── MATERIAL SUPPLIED

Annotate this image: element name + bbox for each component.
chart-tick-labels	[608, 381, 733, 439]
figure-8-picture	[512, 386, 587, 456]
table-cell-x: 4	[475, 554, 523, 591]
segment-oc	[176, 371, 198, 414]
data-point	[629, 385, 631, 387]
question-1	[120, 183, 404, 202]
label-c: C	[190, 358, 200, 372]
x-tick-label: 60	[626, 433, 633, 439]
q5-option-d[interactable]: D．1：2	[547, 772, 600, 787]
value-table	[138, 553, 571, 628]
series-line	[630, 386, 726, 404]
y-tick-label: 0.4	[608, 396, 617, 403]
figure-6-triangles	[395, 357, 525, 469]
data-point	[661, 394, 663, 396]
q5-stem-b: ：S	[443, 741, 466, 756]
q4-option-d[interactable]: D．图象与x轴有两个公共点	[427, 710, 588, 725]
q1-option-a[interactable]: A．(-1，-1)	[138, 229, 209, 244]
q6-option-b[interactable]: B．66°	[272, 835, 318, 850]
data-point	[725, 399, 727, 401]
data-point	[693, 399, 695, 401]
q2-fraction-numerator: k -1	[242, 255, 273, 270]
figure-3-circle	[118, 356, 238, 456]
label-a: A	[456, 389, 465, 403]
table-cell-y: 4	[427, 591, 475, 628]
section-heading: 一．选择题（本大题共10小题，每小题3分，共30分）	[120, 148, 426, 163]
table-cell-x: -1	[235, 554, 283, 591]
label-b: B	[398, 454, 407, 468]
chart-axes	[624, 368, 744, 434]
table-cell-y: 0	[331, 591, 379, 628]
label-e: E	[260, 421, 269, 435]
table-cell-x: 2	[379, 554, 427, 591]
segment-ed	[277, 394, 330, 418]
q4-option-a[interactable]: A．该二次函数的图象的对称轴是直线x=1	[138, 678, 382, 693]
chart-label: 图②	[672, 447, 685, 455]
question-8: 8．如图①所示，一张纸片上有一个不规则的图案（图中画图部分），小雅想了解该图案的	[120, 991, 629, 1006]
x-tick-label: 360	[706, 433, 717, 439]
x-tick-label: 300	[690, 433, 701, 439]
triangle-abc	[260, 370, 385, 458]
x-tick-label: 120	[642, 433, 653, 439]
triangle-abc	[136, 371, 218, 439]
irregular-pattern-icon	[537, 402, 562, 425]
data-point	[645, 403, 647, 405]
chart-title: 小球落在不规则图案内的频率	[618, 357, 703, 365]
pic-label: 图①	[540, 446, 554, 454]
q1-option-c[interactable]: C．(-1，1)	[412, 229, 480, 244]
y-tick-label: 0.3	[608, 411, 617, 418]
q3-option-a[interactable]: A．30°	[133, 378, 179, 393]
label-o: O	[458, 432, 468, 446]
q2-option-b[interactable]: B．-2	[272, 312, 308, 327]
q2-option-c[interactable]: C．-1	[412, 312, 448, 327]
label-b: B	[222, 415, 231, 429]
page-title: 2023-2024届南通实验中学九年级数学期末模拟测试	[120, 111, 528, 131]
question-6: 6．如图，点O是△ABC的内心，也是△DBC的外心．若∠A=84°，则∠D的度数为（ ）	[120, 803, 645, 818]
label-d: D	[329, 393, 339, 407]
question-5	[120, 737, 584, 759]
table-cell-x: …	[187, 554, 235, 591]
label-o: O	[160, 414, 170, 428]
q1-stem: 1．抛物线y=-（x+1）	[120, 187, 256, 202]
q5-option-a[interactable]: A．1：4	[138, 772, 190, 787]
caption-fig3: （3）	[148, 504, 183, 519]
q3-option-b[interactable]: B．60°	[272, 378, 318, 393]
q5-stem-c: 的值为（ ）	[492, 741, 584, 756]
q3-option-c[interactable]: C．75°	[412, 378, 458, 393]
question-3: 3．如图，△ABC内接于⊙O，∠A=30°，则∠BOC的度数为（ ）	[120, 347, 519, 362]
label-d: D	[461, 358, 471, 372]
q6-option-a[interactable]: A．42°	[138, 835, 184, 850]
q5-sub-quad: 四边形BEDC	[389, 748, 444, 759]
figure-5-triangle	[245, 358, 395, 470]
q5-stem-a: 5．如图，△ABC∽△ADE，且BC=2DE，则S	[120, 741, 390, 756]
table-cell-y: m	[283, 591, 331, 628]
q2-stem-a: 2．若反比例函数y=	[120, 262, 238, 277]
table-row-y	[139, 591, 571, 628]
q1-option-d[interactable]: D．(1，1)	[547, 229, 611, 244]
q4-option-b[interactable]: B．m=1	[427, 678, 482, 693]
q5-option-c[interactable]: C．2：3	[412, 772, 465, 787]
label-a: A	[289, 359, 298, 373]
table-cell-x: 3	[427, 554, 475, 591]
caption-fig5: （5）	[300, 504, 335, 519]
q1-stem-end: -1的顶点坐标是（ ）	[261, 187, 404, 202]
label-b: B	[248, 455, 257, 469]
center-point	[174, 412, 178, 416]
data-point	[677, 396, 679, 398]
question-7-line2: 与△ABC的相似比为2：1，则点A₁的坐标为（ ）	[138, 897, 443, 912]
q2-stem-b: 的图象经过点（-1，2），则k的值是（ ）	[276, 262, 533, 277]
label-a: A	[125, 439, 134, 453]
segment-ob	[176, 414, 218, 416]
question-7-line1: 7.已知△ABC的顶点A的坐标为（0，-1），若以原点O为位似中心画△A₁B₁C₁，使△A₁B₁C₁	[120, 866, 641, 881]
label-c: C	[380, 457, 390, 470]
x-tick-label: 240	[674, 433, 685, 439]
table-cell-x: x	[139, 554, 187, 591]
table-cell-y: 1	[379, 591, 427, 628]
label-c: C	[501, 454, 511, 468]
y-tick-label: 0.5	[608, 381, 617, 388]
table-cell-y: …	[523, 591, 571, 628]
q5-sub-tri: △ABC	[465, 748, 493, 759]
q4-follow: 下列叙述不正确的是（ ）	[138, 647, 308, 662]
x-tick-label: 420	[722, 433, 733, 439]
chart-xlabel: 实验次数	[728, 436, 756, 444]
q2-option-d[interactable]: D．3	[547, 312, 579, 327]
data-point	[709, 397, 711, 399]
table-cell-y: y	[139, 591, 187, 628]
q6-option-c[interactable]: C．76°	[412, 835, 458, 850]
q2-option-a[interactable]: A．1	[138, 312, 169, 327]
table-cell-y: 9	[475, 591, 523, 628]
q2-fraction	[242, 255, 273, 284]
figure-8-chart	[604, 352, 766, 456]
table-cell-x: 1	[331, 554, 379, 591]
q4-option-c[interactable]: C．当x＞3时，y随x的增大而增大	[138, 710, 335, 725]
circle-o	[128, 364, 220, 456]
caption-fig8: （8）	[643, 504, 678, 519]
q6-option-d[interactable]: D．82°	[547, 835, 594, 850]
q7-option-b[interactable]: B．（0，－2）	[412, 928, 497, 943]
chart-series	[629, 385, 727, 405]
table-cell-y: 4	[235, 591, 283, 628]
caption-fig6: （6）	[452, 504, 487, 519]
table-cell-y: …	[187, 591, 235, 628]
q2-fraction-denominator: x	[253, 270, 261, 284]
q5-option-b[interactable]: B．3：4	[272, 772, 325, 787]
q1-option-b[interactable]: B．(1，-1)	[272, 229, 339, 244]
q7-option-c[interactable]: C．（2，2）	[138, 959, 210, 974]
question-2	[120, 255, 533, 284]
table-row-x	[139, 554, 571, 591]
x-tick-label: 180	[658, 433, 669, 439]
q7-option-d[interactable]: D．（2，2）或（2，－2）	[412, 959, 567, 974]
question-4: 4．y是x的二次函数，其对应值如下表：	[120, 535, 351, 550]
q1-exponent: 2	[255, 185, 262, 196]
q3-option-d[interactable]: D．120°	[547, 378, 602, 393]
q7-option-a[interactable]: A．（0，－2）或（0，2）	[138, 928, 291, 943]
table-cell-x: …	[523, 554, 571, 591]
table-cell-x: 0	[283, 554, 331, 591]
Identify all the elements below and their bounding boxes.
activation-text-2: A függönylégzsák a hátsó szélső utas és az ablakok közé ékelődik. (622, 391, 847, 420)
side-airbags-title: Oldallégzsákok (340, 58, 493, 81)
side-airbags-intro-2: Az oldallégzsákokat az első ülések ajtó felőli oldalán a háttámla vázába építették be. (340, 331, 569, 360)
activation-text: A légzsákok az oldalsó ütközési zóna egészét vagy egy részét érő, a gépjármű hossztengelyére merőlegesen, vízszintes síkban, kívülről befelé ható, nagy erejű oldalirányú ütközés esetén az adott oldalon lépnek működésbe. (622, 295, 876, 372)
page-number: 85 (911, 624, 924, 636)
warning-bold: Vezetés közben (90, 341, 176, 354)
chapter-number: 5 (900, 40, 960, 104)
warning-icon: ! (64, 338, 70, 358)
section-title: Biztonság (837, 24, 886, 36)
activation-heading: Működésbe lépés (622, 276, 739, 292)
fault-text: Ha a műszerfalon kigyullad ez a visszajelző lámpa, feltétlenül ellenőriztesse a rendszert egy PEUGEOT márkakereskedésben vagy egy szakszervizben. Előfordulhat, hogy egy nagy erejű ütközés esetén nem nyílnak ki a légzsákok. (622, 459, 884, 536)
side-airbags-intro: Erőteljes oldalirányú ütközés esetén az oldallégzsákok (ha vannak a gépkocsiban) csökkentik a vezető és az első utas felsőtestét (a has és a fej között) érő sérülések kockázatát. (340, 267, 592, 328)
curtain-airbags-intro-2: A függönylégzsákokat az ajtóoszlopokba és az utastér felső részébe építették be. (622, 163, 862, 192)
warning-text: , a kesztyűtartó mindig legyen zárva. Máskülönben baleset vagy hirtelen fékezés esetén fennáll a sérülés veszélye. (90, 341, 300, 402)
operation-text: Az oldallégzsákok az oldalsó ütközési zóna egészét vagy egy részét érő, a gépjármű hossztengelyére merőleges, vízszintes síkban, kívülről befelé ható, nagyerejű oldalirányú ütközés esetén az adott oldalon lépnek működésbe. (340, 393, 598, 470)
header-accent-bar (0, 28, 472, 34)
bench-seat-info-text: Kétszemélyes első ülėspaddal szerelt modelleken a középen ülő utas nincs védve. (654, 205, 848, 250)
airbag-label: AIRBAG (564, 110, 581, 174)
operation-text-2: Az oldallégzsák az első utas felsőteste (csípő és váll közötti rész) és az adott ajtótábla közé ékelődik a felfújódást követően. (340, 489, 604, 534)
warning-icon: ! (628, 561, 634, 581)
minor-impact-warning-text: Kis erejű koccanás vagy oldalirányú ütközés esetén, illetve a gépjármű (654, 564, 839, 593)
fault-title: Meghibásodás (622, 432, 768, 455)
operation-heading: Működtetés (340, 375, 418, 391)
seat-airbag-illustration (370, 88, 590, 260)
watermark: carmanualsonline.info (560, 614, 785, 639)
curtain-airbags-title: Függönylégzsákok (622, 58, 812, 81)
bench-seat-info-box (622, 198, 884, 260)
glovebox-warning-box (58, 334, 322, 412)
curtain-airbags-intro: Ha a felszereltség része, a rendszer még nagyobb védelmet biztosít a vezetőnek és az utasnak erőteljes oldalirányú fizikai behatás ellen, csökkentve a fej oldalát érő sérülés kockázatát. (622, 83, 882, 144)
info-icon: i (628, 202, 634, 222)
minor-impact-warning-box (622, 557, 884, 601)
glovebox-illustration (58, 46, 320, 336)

────

REQUIRED TASK: Can you repeat, exactly as they appear, the entries from the start through the line containing "255, 273, 270]", inclusive?

ANSWER:
Annotate this image: element name + bbox for each component.
chart-tick-labels	[608, 381, 733, 439]
figure-8-picture	[512, 386, 587, 456]
table-cell-x: 4	[475, 554, 523, 591]
segment-oc	[176, 371, 198, 414]
data-point	[629, 385, 631, 387]
question-1	[120, 183, 404, 202]
label-c: C	[190, 358, 200, 372]
x-tick-label: 60	[626, 433, 633, 439]
q5-option-d[interactable]: D．1：2	[547, 772, 600, 787]
value-table	[138, 553, 571, 628]
series-line	[630, 386, 726, 404]
y-tick-label: 0.4	[608, 396, 617, 403]
figure-6-triangles	[395, 357, 525, 469]
data-point	[661, 394, 663, 396]
q5-stem-b: ：S	[443, 741, 466, 756]
q4-option-d[interactable]: D．图象与x轴有两个公共点	[427, 710, 588, 725]
q1-option-a[interactable]: A．(-1，-1)	[138, 229, 209, 244]
q6-option-b[interactable]: B．66°	[272, 835, 318, 850]
data-point	[725, 399, 727, 401]
data-point	[693, 399, 695, 401]
q2-fraction-numerator: k -1	[242, 255, 273, 270]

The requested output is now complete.